---------- SUPPLIED MATERIAL

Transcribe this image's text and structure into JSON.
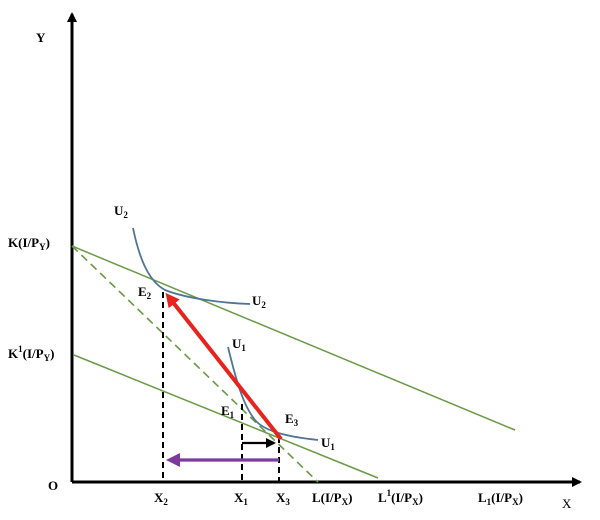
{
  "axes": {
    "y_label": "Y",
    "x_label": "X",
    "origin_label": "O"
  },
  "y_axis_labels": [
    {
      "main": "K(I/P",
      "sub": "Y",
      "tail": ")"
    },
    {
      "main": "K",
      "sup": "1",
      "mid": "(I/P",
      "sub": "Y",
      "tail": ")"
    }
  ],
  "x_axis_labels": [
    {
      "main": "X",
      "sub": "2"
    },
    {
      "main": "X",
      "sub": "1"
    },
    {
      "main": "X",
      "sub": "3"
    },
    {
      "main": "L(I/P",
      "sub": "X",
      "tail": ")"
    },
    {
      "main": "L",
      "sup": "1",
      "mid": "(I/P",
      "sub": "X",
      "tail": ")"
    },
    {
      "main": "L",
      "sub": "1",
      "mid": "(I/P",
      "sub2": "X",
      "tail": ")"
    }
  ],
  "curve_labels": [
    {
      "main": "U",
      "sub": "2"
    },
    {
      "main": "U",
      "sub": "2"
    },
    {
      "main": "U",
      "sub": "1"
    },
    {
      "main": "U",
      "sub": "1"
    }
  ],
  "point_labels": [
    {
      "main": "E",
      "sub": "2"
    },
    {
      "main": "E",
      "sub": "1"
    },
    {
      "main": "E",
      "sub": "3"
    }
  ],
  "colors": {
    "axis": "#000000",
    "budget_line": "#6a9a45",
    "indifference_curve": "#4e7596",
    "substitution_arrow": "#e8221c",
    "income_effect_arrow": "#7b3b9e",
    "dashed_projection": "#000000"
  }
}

--------------------
---------- SUPPLIED MATERIAL

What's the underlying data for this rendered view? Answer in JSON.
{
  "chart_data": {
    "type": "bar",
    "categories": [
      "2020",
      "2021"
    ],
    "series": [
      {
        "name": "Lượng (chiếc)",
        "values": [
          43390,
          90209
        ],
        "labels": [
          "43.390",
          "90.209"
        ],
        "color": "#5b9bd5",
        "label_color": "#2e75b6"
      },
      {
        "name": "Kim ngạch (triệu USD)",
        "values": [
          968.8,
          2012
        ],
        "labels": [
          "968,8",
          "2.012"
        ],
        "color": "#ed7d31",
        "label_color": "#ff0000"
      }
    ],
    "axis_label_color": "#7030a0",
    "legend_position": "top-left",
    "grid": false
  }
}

--------------------
---------- SUPPLIED MATERIAL

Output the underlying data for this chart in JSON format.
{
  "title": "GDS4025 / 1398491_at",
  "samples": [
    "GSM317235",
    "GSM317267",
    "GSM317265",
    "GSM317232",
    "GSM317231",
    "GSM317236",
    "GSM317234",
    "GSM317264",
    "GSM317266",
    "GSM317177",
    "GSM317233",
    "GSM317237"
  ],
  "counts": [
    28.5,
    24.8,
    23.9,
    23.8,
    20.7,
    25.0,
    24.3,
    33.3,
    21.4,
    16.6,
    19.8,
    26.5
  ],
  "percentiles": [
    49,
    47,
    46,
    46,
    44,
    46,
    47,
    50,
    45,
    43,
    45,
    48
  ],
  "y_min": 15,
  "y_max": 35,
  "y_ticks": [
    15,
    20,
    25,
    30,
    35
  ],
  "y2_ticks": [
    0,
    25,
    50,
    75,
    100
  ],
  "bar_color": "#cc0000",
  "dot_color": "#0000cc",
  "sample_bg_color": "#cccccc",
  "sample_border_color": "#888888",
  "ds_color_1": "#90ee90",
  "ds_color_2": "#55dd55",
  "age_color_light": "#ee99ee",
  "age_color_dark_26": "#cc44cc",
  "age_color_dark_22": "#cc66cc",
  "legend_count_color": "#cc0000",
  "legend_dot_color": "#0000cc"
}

--------------------

In the entries above, some lines may contain the string "this"; report how many, without additional comment.

EXERCISE ANSWER: 3